Return only the count of lines in which the word "JSON" appears.
§ §
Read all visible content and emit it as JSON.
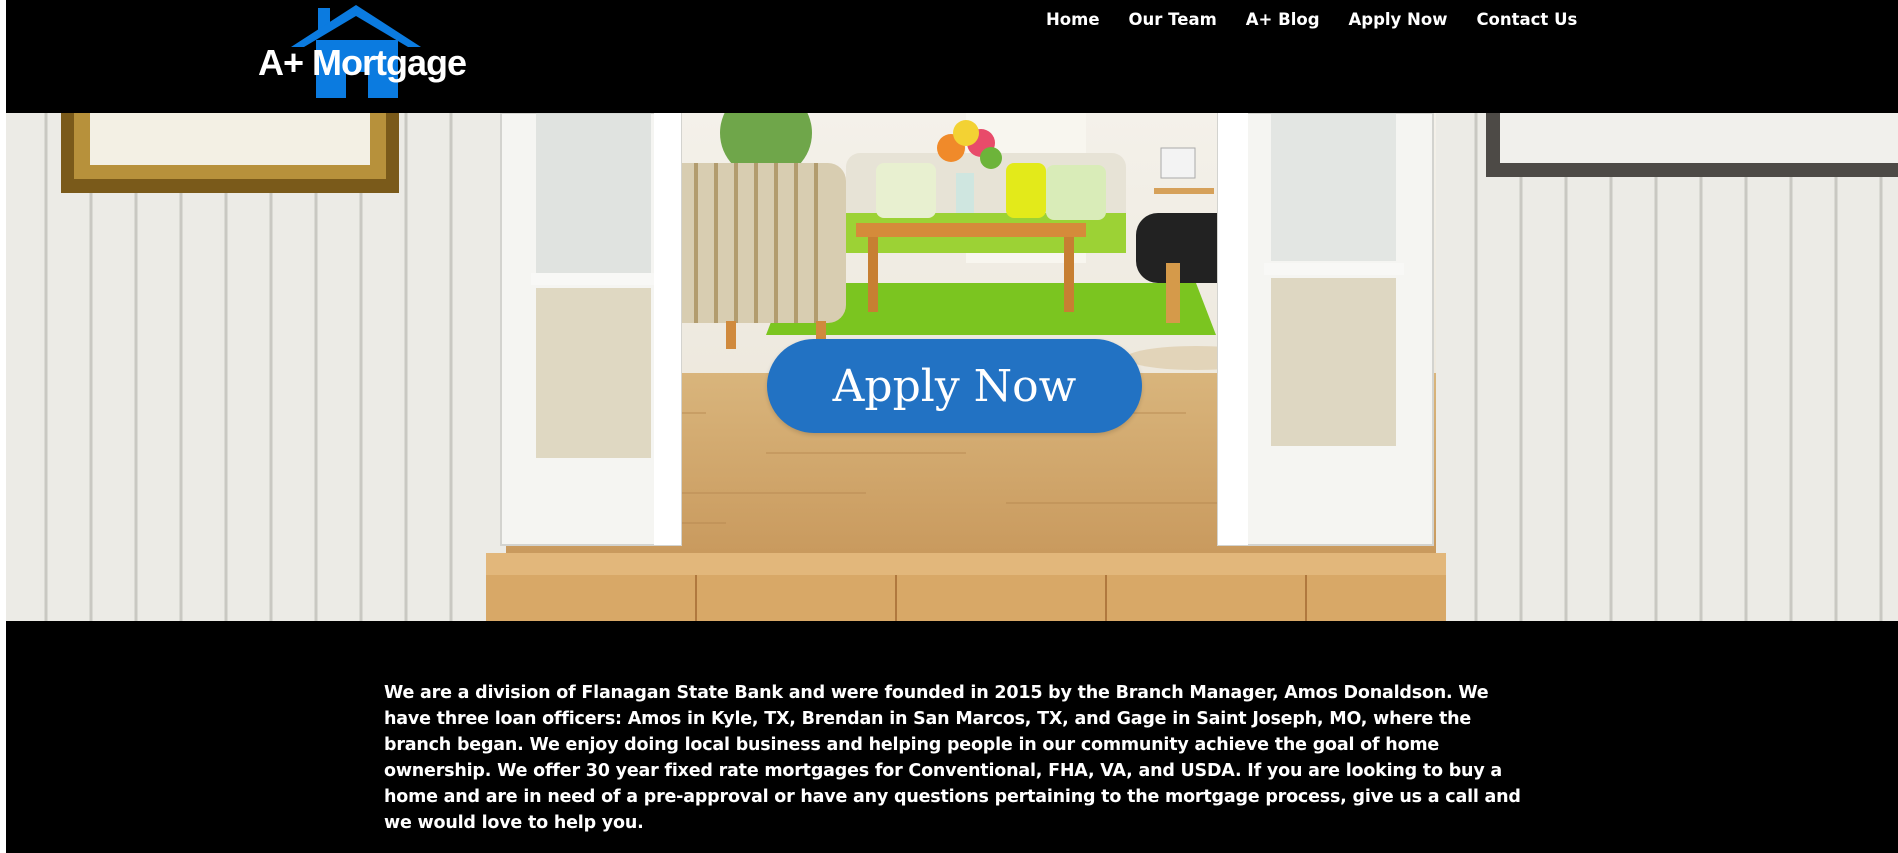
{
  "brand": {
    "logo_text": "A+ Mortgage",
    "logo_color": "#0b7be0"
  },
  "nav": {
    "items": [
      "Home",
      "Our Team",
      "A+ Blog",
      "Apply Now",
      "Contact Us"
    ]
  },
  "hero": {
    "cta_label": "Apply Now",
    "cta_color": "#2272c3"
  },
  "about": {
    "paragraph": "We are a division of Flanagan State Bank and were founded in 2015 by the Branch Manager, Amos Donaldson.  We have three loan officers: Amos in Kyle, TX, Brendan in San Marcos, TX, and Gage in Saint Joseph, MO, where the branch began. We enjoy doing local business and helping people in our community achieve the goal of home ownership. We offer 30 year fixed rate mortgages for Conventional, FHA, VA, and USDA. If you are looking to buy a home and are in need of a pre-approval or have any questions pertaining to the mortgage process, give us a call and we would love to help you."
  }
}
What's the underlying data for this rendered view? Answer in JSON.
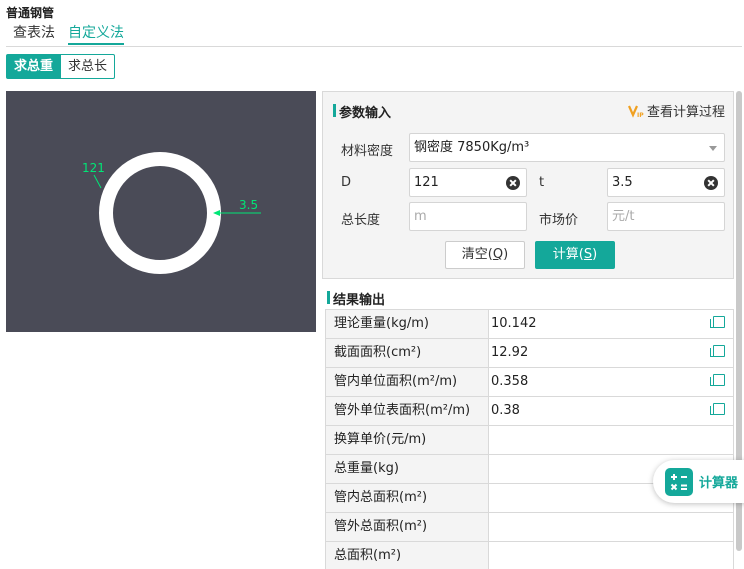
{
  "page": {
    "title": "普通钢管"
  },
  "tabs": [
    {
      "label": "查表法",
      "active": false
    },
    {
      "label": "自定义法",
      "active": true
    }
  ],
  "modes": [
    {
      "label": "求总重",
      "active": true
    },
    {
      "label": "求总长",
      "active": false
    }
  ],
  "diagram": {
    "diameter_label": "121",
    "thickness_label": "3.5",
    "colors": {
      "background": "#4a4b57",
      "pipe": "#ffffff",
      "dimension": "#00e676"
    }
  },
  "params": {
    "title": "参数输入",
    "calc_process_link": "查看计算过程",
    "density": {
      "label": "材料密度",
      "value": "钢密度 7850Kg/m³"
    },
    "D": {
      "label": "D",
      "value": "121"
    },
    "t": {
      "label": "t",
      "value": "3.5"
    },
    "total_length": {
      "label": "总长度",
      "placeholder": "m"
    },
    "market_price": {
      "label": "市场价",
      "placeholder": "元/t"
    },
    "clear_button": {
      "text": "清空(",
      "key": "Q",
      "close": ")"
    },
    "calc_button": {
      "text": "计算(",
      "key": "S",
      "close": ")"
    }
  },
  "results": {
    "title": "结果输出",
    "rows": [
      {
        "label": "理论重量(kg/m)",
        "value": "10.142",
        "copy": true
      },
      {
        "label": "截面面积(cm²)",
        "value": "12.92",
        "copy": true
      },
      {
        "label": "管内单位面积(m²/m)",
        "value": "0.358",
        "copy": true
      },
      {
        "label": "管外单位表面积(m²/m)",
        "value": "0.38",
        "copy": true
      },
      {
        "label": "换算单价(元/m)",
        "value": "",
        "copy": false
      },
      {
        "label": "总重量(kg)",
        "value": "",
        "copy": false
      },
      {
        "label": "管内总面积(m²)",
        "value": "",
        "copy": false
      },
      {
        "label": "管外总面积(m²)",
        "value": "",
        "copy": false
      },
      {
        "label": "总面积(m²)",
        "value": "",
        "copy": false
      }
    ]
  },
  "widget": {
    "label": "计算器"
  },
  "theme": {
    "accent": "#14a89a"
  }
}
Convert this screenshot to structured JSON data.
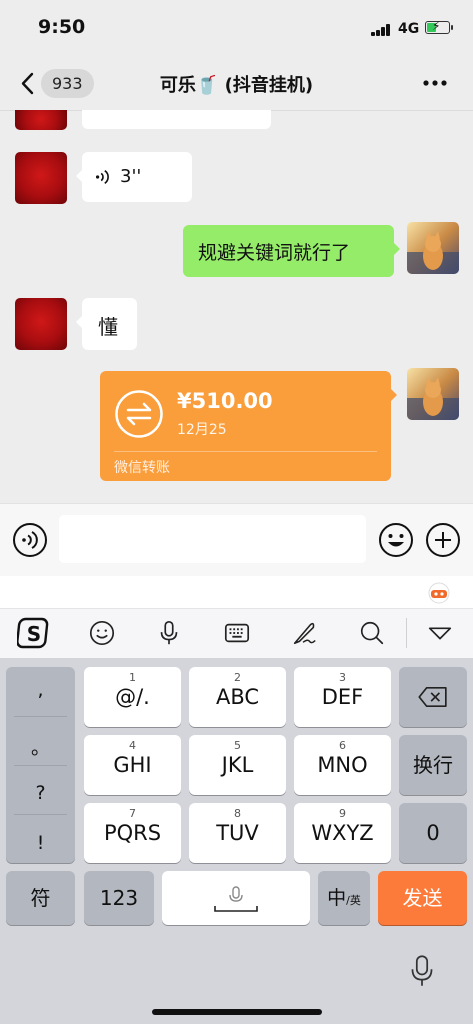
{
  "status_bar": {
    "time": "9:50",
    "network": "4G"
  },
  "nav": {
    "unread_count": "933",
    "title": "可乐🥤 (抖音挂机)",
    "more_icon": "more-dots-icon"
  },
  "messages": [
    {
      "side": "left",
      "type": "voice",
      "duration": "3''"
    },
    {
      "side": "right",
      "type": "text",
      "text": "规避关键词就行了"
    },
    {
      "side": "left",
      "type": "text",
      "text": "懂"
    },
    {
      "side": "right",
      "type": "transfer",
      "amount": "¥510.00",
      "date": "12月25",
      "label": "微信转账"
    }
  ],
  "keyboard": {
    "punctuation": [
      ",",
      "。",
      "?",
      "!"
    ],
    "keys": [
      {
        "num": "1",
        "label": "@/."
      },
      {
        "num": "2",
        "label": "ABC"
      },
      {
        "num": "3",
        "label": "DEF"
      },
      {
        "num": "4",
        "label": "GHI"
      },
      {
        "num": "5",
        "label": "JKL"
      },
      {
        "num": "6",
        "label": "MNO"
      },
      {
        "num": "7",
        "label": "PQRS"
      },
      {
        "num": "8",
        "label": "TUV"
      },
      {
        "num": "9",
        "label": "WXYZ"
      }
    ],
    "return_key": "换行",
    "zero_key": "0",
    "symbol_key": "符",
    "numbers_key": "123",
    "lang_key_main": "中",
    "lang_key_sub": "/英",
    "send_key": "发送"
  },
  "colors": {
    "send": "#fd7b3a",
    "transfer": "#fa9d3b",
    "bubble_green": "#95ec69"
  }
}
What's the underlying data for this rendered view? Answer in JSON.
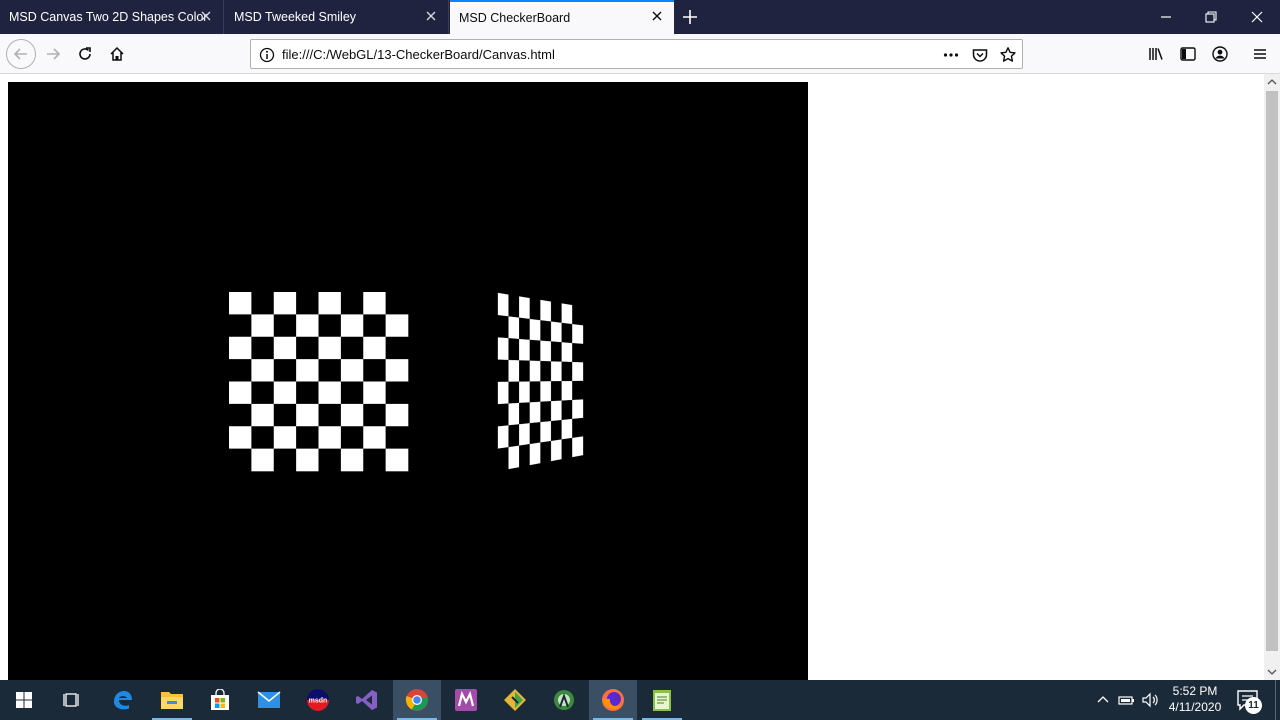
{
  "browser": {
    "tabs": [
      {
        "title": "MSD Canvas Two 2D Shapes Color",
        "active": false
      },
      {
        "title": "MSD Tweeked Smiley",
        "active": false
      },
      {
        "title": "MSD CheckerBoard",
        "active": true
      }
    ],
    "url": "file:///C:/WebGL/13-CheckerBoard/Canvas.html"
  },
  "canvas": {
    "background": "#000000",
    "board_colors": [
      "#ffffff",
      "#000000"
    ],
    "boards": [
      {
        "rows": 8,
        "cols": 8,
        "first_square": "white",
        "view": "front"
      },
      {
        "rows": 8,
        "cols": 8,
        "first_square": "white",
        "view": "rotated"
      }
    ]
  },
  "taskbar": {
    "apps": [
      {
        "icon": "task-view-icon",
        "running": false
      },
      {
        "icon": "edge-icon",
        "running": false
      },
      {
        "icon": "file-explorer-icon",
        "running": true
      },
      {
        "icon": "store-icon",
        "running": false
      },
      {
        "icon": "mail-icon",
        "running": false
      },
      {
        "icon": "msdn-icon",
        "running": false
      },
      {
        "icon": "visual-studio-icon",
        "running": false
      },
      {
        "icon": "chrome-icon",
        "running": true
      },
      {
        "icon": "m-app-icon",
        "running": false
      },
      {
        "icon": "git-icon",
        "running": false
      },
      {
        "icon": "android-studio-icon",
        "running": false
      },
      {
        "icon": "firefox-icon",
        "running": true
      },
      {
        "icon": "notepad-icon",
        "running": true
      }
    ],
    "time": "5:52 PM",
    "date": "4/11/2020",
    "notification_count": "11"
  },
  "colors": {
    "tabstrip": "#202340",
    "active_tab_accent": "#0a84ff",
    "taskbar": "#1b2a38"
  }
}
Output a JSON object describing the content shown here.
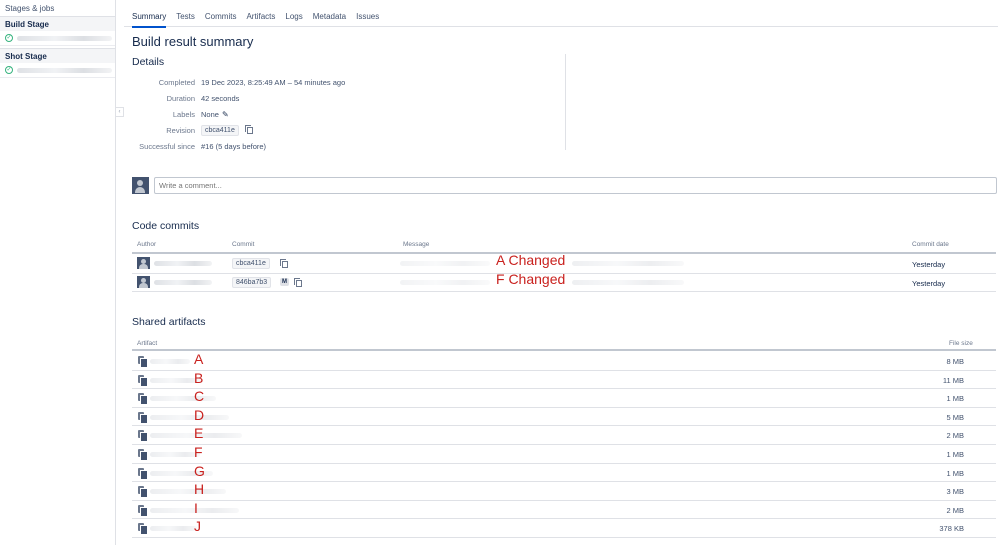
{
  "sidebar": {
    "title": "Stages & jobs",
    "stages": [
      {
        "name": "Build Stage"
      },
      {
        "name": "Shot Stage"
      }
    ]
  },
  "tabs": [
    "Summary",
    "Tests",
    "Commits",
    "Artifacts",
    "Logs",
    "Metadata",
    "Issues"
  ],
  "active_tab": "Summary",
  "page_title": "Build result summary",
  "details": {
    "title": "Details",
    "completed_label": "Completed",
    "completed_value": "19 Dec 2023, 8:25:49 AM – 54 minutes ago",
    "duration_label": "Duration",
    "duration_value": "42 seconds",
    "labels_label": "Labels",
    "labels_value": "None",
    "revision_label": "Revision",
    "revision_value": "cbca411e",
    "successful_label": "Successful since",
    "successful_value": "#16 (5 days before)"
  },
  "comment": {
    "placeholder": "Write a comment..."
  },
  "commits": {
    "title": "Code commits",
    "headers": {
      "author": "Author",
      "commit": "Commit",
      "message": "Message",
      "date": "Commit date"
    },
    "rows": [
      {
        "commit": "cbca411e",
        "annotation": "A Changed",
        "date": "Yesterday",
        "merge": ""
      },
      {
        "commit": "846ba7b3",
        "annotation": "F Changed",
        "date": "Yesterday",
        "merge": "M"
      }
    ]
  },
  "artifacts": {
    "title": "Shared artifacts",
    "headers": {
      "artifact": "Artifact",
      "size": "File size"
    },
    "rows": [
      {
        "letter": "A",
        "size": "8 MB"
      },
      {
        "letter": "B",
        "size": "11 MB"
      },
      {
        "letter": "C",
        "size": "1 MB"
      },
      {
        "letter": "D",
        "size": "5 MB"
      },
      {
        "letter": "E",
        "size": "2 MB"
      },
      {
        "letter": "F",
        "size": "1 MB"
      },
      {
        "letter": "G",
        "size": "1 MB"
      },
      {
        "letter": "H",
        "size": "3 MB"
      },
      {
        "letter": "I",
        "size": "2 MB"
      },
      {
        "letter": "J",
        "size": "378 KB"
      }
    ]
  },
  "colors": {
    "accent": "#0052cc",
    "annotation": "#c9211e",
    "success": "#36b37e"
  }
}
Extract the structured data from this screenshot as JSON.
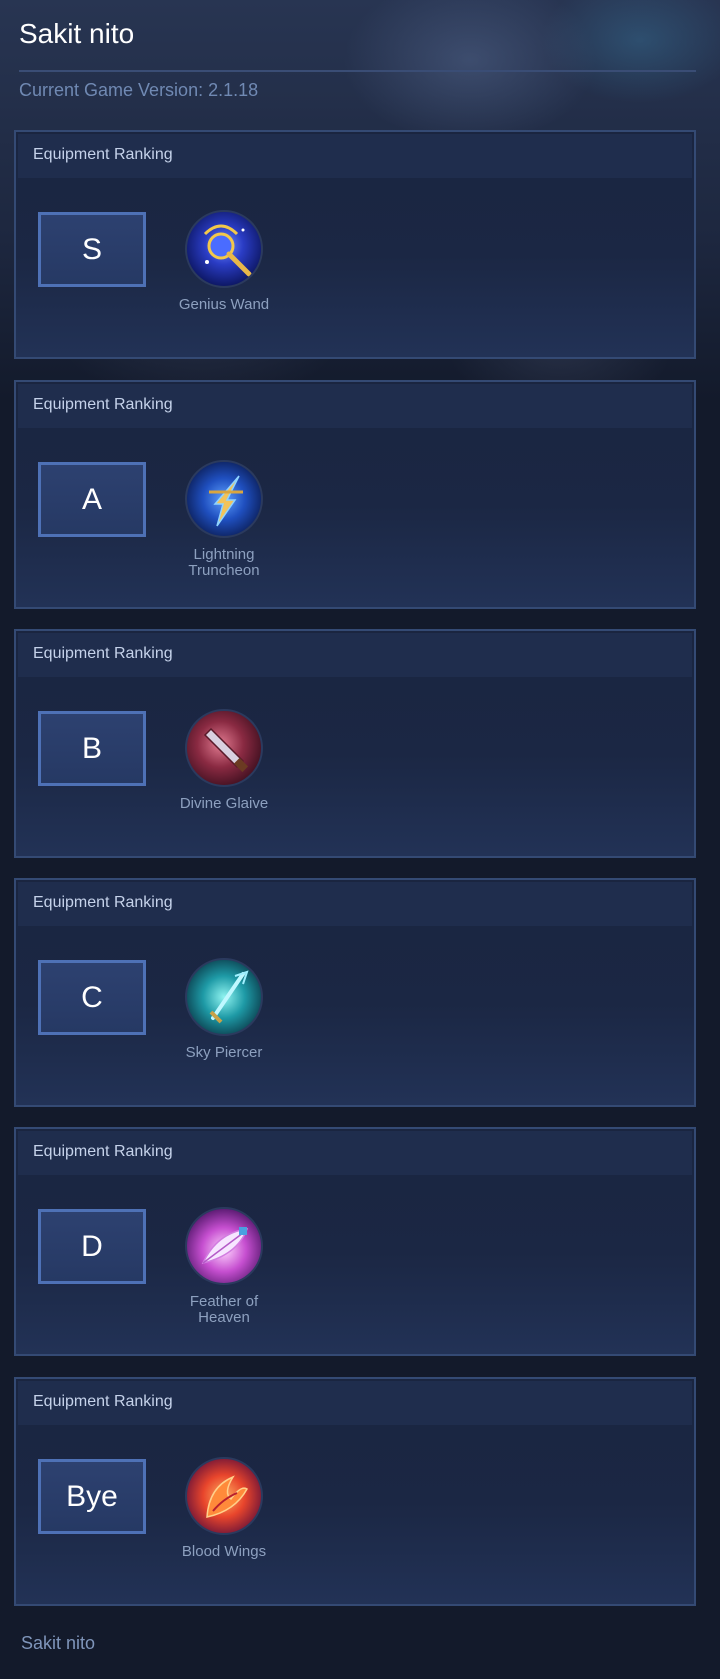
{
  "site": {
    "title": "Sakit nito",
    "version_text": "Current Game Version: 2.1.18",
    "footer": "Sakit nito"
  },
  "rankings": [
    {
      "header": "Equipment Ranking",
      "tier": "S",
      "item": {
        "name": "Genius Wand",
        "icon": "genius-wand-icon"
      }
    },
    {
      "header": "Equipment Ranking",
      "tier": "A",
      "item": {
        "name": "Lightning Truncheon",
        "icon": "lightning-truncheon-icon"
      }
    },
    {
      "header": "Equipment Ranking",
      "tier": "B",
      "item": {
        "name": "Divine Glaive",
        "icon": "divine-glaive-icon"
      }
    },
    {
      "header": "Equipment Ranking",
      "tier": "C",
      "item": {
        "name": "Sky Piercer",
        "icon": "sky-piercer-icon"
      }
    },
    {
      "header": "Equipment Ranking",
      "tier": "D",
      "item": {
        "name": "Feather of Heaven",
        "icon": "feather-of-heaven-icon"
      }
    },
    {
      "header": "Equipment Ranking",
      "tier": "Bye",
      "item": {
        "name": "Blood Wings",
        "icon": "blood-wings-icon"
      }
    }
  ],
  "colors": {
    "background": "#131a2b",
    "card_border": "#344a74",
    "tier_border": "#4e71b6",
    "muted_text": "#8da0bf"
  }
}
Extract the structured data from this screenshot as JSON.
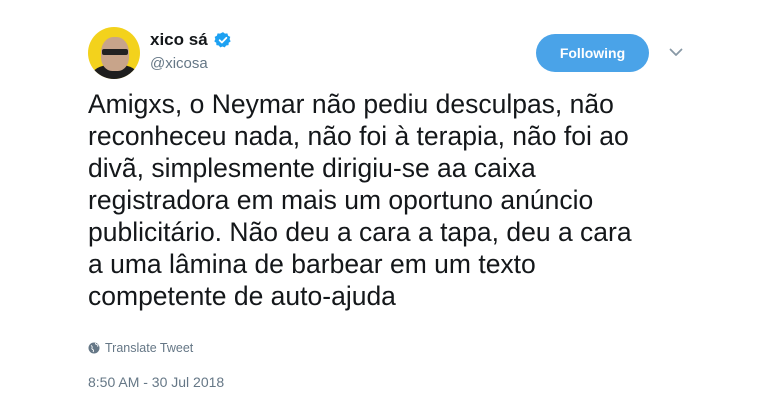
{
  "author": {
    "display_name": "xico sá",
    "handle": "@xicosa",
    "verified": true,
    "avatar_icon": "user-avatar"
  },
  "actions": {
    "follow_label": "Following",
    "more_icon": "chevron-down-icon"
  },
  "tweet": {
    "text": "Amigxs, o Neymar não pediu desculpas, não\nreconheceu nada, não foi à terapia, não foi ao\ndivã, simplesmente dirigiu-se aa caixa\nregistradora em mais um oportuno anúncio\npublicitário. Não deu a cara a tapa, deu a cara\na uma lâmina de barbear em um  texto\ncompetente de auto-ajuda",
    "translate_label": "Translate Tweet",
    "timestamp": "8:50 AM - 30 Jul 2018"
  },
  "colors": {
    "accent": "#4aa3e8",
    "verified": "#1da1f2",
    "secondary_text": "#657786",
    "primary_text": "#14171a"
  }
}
§ §
• **ANSWER TO THE TASK**: 7